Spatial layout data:
============================================================

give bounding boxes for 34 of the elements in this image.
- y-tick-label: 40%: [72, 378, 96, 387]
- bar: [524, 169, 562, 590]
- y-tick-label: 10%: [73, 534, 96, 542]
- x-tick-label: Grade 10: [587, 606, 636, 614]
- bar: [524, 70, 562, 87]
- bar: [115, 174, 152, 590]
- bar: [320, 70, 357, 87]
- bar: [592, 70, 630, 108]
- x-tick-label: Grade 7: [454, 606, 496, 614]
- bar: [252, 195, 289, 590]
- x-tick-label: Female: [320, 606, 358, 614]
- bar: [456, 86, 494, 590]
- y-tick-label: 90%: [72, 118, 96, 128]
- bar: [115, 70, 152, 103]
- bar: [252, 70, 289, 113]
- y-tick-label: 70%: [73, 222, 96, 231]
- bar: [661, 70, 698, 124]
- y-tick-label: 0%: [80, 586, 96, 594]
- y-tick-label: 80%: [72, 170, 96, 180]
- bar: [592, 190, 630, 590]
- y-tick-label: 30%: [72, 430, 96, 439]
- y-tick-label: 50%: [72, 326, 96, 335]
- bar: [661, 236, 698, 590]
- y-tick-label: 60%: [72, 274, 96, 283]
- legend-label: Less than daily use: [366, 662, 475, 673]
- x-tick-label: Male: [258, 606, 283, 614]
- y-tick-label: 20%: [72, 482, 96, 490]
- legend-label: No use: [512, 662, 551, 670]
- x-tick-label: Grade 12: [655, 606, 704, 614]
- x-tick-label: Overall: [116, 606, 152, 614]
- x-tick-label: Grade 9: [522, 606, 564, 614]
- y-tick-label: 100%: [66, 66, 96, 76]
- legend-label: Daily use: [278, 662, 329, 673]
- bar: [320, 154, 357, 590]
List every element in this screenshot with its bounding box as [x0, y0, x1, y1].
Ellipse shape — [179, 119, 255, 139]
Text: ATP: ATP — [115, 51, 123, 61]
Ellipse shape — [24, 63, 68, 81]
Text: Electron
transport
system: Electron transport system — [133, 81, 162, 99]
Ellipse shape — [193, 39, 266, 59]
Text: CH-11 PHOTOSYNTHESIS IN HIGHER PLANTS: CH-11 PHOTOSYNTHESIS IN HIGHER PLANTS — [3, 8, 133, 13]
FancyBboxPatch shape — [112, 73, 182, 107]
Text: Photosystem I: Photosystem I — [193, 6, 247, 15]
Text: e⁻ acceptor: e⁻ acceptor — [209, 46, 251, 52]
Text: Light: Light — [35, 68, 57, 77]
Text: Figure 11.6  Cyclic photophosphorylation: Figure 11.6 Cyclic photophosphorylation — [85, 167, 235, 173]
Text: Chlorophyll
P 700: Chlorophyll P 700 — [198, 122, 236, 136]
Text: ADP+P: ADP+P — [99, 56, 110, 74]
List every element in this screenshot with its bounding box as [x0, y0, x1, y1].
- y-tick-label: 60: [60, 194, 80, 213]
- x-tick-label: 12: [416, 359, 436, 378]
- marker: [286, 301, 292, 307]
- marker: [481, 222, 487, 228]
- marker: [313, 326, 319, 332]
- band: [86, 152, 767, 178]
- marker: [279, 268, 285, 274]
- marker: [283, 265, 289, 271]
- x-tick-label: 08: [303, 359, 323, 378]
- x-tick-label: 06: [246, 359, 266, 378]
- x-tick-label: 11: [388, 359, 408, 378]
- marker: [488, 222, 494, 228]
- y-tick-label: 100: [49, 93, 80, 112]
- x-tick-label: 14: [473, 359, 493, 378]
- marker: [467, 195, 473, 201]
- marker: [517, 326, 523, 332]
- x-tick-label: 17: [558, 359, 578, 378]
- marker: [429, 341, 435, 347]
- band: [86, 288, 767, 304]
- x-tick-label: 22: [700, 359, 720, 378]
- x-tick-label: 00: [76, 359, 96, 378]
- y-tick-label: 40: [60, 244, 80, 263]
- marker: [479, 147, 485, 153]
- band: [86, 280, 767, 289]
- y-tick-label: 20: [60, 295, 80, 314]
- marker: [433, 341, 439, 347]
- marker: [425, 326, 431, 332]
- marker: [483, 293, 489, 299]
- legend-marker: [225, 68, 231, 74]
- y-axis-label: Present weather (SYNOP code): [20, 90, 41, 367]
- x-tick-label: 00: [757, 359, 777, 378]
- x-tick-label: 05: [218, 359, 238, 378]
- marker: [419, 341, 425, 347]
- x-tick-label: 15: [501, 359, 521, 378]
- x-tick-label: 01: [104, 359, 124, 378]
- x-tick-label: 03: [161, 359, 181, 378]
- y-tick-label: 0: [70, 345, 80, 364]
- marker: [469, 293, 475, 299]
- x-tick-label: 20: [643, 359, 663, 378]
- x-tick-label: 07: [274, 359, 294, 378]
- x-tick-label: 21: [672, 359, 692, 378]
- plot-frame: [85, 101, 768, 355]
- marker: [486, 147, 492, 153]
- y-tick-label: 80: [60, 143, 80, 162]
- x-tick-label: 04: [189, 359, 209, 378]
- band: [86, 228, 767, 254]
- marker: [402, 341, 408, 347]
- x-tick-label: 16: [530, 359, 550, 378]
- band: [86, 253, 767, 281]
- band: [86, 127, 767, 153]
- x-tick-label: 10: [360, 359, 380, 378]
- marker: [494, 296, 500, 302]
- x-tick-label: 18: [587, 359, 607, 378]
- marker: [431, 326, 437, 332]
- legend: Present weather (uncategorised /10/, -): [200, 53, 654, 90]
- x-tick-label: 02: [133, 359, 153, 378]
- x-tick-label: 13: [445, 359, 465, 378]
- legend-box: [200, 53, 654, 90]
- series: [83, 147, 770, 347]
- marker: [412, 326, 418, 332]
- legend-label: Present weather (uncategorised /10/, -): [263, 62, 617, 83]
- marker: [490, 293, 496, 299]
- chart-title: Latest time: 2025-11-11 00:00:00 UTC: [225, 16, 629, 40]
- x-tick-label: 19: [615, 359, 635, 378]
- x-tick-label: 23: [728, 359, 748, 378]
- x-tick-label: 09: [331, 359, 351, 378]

============================================================

Goal: Copy everything from the start of the material down through the line containing "Text: Light: Light — [35, 68, 57, 77]", including both ends.

The completed task:
give bounding boxes for 34 of the elements in this image.
- y-tick-label: 40%: [72, 378, 96, 387]
- bar: [524, 169, 562, 590]
- y-tick-label: 10%: [73, 534, 96, 542]
- x-tick-label: Grade 10: [587, 606, 636, 614]
- bar: [524, 70, 562, 87]
- bar: [115, 174, 152, 590]
- bar: [320, 70, 357, 87]
- bar: [592, 70, 630, 108]
- x-tick-label: Grade 7: [454, 606, 496, 614]
- bar: [252, 195, 289, 590]
- x-tick-label: Female: [320, 606, 358, 614]
- bar: [456, 86, 494, 590]
- y-tick-label: 90%: [72, 118, 96, 128]
- bar: [115, 70, 152, 103]
- bar: [252, 70, 289, 113]
- y-tick-label: 70%: [73, 222, 96, 231]
- bar: [661, 70, 698, 124]
- y-tick-label: 0%: [80, 586, 96, 594]
- y-tick-label: 80%: [72, 170, 96, 180]
- bar: [592, 190, 630, 590]
- y-tick-label: 30%: [72, 430, 96, 439]
- y-tick-label: 50%: [72, 326, 96, 335]
- bar: [661, 236, 698, 590]
- y-tick-label: 60%: [72, 274, 96, 283]
- legend-label: Less than daily use: [366, 662, 475, 673]
- x-tick-label: Male: [258, 606, 283, 614]
- y-tick-label: 20%: [72, 482, 96, 490]
- legend-label: No use: [512, 662, 551, 670]
- x-tick-label: Grade 12: [655, 606, 704, 614]
- x-tick-label: Overall: [116, 606, 152, 614]
- x-tick-label: Grade 9: [522, 606, 564, 614]
- y-tick-label: 100%: [66, 66, 96, 76]
- legend-label: Daily use: [278, 662, 329, 673]
- bar: [320, 154, 357, 590]
List every element in this screenshot with its bounding box as [x0, y0, x1, y1].
Ellipse shape — [179, 119, 255, 139]
Text: ATP: ATP — [115, 51, 123, 61]
Ellipse shape — [24, 63, 68, 81]
Text: Electron
transport
system: Electron transport system — [133, 81, 162, 99]
Ellipse shape — [193, 39, 266, 59]
Text: CH-11 PHOTOSYNTHESIS IN HIGHER PLANTS: CH-11 PHOTOSYNTHESIS IN HIGHER PLANTS — [3, 8, 133, 13]
FancyBboxPatch shape — [112, 73, 182, 107]
Text: Photosystem I: Photosystem I — [193, 6, 247, 15]
Text: e⁻ acceptor: e⁻ acceptor — [209, 46, 251, 52]
Text: Light: Light — [35, 68, 57, 77]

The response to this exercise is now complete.